--- AIM OF THE TASK ---
Edit the records from the start through the line that contains "rank-change: — sabit [782,364,894,399]", changing "Kariyer rekoru" to "Career record" and keeping everything else the same.

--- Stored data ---

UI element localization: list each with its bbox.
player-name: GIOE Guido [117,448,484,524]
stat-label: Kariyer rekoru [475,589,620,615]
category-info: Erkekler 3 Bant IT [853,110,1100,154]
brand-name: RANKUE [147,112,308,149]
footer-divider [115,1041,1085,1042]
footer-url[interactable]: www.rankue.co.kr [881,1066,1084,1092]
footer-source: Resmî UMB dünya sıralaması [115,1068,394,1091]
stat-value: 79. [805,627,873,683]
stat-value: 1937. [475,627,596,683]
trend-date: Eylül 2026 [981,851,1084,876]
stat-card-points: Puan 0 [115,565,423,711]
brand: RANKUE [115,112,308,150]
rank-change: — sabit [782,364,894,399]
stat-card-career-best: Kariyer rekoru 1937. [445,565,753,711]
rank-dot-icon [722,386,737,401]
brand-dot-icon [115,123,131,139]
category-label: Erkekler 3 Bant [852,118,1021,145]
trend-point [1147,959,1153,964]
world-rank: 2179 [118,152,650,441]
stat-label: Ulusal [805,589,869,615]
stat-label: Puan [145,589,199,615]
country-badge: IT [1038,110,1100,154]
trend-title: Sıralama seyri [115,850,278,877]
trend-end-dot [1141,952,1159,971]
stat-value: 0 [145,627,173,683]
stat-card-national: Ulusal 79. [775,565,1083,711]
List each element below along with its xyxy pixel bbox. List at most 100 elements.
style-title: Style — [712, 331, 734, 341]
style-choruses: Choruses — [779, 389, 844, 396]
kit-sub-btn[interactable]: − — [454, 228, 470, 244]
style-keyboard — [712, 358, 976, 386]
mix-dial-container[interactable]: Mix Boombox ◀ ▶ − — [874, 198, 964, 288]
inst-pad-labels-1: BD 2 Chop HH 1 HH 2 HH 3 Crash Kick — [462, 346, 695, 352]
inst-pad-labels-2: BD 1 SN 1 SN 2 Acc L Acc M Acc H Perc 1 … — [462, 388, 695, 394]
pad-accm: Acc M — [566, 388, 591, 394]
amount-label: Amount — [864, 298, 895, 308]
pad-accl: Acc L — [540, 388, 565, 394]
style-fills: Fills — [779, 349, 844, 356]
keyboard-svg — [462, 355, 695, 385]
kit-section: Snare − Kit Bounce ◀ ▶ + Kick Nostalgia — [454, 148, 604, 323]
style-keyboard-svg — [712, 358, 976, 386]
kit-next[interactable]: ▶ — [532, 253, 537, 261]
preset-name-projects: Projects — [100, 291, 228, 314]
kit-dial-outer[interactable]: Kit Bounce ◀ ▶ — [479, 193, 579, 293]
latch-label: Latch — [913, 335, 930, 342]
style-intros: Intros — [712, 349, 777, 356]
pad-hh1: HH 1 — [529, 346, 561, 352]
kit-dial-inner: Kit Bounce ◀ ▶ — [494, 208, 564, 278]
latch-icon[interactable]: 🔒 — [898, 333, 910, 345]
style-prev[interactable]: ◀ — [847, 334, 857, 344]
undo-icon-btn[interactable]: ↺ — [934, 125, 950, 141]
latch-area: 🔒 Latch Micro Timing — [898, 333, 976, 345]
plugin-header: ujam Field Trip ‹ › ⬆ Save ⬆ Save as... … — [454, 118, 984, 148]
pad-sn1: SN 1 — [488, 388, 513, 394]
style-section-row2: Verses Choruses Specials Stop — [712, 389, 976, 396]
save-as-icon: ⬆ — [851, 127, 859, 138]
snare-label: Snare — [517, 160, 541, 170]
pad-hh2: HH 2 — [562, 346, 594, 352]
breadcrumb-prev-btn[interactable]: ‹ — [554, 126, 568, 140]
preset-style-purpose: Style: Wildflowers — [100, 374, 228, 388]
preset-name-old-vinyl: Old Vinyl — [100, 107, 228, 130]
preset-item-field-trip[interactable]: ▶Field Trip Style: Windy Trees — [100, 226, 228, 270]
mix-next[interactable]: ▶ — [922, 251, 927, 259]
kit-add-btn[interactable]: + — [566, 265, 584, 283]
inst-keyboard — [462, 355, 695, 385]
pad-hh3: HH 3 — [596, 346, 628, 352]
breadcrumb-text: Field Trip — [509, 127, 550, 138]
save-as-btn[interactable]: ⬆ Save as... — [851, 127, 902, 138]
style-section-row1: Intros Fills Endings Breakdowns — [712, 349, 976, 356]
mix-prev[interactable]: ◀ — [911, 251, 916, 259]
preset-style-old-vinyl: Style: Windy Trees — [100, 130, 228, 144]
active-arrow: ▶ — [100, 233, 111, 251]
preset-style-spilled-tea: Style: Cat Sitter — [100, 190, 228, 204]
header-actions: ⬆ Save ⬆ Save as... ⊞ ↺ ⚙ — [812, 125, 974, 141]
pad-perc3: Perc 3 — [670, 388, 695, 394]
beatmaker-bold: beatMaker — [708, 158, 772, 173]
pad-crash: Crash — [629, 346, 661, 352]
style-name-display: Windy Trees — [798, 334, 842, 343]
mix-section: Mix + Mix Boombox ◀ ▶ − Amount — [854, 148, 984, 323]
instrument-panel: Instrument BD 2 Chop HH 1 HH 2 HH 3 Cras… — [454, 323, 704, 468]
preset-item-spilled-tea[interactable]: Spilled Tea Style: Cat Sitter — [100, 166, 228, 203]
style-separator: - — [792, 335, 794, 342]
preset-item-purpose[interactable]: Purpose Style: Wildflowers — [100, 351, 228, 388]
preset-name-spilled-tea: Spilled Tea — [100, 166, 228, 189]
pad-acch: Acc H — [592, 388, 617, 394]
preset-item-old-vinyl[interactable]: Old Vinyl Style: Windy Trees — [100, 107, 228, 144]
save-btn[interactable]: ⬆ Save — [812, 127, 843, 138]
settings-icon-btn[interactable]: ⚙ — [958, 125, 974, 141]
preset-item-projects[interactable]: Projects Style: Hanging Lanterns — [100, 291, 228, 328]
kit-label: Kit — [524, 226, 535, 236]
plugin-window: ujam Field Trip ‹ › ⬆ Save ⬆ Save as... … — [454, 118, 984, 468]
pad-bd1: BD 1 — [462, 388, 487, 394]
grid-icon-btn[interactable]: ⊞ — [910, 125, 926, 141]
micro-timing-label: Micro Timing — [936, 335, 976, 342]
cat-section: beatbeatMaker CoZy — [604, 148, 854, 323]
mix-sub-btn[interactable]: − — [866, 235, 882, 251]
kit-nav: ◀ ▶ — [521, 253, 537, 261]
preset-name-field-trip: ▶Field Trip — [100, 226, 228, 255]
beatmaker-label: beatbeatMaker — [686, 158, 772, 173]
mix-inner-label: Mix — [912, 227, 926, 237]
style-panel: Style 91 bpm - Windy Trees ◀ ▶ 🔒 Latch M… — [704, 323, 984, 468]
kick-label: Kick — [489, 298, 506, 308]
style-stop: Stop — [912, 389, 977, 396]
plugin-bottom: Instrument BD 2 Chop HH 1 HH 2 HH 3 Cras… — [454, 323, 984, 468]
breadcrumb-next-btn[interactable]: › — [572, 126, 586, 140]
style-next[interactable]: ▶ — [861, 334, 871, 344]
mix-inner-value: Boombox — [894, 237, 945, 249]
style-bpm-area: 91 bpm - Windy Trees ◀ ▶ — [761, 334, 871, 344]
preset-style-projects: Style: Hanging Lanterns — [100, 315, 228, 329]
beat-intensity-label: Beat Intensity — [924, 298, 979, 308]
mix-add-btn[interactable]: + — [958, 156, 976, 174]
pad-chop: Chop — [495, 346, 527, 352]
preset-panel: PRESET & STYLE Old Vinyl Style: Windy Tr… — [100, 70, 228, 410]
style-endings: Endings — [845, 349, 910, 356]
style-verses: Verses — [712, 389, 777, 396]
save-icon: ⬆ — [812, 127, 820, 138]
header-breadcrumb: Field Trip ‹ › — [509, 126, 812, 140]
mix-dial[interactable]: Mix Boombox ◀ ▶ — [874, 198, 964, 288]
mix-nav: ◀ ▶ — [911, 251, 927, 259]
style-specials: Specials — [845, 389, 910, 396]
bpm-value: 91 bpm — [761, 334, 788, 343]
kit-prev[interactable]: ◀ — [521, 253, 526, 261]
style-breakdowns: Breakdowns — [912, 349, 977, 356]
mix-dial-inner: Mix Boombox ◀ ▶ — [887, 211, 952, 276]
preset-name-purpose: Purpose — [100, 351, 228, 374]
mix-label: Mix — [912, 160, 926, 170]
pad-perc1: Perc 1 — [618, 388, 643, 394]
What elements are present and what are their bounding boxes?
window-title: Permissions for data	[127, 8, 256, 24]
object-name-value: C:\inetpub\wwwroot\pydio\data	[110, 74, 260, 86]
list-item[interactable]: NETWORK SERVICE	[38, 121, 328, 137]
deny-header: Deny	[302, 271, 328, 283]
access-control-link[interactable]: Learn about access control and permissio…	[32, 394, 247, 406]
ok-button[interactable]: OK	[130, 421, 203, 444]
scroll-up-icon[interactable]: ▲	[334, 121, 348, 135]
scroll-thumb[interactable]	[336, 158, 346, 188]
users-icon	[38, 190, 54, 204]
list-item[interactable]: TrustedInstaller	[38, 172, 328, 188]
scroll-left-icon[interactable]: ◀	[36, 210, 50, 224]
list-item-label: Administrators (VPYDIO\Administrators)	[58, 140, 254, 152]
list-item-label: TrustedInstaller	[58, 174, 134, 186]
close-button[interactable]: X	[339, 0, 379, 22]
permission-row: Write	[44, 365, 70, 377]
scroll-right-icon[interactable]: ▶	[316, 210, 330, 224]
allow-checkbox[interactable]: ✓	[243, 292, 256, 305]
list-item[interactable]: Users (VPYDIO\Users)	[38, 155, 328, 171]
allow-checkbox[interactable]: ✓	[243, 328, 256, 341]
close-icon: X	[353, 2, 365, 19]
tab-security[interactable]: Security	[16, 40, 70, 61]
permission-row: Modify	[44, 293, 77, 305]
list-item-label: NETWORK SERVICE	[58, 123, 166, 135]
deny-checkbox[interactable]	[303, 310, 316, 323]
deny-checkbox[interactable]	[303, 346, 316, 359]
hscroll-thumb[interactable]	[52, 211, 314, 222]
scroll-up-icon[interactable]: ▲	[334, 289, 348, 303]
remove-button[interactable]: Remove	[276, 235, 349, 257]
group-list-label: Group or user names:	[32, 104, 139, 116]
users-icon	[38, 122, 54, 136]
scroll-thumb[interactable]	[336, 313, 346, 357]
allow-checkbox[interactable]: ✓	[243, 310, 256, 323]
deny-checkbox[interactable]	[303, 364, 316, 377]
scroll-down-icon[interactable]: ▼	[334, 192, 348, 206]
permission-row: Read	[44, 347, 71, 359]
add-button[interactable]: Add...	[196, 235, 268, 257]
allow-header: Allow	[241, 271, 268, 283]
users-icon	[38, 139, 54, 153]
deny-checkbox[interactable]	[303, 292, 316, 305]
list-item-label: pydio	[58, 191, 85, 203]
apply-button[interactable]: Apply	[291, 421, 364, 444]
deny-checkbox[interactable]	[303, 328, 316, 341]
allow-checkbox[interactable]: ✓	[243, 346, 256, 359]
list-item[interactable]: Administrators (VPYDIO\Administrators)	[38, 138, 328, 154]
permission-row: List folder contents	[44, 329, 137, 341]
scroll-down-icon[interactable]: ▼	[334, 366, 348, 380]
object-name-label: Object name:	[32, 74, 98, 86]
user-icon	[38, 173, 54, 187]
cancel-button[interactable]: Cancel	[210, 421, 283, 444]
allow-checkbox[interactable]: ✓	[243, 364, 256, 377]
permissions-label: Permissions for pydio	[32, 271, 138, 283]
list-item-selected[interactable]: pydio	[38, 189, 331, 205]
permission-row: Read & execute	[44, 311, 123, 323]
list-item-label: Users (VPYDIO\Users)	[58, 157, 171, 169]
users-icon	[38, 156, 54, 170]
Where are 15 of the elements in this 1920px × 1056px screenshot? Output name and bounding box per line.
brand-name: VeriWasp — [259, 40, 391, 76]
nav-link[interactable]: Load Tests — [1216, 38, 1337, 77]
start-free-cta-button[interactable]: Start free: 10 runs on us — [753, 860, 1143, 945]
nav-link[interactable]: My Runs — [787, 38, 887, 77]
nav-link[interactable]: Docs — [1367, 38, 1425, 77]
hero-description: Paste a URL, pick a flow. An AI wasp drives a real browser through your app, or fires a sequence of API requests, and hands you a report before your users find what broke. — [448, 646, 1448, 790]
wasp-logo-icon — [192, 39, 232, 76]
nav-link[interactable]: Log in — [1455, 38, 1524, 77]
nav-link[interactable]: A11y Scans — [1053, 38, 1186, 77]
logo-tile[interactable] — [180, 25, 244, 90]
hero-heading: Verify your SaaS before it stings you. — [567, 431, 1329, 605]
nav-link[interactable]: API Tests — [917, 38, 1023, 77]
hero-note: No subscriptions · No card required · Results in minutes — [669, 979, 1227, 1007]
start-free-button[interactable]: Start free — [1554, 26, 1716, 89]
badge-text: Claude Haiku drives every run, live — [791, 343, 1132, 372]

--- RESPONSE TO THIS EXERCISE ---
UI element localization: list each with its bbox.
player-name: GIOE Guido [117,448,484,524]
stat-label: Career record [475,589,620,615]
category-info: Erkekler 3 Bant IT [853,110,1100,154]
brand-name: RANKUE [147,112,308,149]
footer-divider [115,1041,1085,1042]
footer-url[interactable]: www.rankue.co.kr [881,1066,1084,1092]
footer-source: Resmî UMB dünya sıralaması [115,1068,394,1091]
stat-value: 79. [805,627,873,683]
stat-value: 1937. [475,627,596,683]
trend-date: Eylül 2026 [981,851,1084,876]
stat-card-points: Puan 0 [115,565,423,711]
brand: RANKUE [115,112,308,150]
rank-change: — sabit [782,364,894,399]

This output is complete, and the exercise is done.